▸ WORK REQUIRED: Go through each line of the records below and count those with the word "this". Give only the count.

▸ Data excerpts:
↓

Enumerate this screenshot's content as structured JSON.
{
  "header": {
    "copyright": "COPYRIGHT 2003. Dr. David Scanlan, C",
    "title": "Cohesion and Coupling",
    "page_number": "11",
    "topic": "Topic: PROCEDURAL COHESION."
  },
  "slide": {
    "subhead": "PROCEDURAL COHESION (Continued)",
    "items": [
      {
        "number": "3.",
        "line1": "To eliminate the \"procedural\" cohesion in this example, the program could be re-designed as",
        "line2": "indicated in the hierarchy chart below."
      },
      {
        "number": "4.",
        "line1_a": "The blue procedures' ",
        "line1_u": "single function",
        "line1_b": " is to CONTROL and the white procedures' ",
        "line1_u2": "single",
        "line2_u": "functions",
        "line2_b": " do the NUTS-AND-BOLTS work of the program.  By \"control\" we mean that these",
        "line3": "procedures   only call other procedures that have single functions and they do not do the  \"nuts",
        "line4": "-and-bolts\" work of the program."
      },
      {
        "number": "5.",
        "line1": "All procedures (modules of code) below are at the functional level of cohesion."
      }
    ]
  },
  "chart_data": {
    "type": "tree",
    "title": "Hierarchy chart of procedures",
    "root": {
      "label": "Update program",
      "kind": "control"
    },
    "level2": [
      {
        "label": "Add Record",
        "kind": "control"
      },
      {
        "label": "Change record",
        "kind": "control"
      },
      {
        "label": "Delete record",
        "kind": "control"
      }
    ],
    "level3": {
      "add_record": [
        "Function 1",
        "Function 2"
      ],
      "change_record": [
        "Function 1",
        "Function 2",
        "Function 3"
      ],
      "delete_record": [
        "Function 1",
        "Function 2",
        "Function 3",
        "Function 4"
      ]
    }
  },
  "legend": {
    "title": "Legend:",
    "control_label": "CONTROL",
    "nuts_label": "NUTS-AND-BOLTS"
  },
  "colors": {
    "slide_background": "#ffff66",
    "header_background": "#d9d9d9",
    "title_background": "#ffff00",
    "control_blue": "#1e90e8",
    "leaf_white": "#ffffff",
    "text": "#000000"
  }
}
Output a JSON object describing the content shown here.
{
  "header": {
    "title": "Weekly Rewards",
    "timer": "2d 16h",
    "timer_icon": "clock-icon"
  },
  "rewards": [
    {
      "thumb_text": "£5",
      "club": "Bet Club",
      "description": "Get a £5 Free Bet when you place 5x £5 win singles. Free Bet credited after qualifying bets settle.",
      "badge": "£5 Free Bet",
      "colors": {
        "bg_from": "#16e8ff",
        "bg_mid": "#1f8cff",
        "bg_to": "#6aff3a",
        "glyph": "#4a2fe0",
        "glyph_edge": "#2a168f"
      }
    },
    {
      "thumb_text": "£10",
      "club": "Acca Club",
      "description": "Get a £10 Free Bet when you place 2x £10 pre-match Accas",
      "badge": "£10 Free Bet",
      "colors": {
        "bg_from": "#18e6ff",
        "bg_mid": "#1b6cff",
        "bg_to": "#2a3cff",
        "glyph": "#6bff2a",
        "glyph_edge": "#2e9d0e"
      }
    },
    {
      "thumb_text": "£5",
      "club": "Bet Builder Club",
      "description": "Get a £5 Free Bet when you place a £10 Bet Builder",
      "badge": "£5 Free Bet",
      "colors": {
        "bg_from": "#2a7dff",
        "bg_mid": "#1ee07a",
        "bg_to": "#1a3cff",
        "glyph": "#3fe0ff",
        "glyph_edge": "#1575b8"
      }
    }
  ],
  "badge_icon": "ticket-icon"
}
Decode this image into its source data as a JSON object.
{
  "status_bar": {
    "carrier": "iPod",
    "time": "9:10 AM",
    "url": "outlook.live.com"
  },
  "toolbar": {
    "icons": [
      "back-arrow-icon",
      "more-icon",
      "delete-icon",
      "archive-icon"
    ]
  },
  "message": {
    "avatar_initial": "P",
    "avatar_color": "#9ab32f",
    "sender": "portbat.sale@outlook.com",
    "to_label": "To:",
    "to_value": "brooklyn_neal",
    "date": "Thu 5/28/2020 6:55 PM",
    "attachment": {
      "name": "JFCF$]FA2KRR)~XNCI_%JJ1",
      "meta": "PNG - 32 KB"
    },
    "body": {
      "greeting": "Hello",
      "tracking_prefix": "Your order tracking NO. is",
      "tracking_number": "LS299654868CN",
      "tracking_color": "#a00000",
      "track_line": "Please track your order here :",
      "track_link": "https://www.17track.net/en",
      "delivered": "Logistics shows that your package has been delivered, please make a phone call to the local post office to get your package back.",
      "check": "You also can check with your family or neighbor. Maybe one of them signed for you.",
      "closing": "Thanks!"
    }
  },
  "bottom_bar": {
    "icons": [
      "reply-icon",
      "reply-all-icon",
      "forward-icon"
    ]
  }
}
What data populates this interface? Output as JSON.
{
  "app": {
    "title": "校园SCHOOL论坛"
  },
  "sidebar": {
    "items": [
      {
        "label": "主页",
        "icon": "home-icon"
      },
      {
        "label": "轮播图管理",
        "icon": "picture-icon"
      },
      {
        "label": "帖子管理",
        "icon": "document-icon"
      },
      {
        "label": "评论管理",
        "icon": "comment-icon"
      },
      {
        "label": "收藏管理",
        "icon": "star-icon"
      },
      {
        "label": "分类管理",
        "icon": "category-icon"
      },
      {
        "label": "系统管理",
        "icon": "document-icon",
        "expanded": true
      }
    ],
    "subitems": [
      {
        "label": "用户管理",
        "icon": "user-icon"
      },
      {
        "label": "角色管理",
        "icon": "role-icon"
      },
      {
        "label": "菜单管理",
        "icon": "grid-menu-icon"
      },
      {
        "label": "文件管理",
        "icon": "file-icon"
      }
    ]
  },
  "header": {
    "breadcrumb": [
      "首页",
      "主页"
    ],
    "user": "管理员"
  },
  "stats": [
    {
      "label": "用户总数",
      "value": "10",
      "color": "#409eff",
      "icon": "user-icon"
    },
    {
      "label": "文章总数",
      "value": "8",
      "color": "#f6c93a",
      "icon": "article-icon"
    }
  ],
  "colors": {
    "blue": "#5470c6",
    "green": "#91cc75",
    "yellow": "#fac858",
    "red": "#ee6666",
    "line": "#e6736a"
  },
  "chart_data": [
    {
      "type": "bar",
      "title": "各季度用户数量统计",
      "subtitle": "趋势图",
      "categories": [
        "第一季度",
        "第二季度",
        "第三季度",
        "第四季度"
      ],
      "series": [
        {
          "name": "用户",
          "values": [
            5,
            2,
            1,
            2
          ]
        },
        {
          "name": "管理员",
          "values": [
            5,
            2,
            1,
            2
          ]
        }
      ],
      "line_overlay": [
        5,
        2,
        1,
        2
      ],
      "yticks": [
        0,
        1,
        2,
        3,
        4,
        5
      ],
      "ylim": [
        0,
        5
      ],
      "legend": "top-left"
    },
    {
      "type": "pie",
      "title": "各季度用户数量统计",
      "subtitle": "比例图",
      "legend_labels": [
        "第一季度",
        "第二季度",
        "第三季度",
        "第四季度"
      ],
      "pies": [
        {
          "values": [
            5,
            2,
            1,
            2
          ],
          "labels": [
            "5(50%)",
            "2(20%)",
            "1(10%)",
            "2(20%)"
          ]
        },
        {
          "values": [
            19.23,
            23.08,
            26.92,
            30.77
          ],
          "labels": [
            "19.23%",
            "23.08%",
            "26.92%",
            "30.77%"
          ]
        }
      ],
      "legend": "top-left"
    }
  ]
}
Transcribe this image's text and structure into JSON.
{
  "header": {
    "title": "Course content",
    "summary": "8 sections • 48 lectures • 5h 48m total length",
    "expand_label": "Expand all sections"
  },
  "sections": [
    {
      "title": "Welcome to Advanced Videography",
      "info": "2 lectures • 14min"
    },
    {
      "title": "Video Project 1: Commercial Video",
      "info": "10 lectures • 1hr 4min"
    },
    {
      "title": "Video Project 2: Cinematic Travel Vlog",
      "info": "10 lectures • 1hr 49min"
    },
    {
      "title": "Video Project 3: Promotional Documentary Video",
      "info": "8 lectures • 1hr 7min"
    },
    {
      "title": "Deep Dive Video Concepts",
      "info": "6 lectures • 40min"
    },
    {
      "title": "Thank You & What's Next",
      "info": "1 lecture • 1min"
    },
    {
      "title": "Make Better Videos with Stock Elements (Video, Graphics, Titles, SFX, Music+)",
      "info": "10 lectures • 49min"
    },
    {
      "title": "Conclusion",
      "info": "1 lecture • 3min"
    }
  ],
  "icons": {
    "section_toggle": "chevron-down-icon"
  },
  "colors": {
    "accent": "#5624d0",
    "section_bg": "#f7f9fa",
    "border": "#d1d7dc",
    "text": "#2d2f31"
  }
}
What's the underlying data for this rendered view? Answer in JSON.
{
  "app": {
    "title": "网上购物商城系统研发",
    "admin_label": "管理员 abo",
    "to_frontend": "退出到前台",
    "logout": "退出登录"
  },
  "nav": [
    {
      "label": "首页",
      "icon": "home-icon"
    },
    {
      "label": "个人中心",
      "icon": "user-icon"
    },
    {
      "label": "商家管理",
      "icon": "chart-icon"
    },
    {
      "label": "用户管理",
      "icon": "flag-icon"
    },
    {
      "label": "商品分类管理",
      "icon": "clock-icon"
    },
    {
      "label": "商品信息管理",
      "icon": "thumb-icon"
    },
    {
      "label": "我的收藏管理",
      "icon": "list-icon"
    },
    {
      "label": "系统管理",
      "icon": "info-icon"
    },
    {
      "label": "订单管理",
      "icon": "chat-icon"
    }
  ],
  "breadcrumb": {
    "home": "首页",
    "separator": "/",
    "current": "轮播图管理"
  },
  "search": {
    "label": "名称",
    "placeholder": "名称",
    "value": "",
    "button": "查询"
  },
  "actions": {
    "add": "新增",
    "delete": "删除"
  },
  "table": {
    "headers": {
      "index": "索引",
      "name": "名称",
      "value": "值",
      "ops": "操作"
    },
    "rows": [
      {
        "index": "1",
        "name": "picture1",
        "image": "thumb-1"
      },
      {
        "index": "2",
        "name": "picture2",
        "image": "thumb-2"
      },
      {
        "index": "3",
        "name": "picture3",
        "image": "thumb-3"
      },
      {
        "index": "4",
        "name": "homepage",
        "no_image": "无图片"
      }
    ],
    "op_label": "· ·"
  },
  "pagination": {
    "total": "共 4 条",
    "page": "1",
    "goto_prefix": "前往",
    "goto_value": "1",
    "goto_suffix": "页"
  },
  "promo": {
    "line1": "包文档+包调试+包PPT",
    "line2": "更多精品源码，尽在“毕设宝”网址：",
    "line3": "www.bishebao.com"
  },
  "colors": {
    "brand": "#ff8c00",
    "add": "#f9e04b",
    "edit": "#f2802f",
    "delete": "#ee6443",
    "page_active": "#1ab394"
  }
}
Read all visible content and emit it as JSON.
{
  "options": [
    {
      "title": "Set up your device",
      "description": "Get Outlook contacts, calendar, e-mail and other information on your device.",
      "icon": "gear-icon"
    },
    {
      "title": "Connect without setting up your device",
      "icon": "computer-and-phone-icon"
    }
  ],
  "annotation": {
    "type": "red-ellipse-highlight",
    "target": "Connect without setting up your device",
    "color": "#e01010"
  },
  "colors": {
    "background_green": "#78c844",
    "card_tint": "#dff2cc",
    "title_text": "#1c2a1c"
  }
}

↑

▸ WRITTEN ANSWER: 6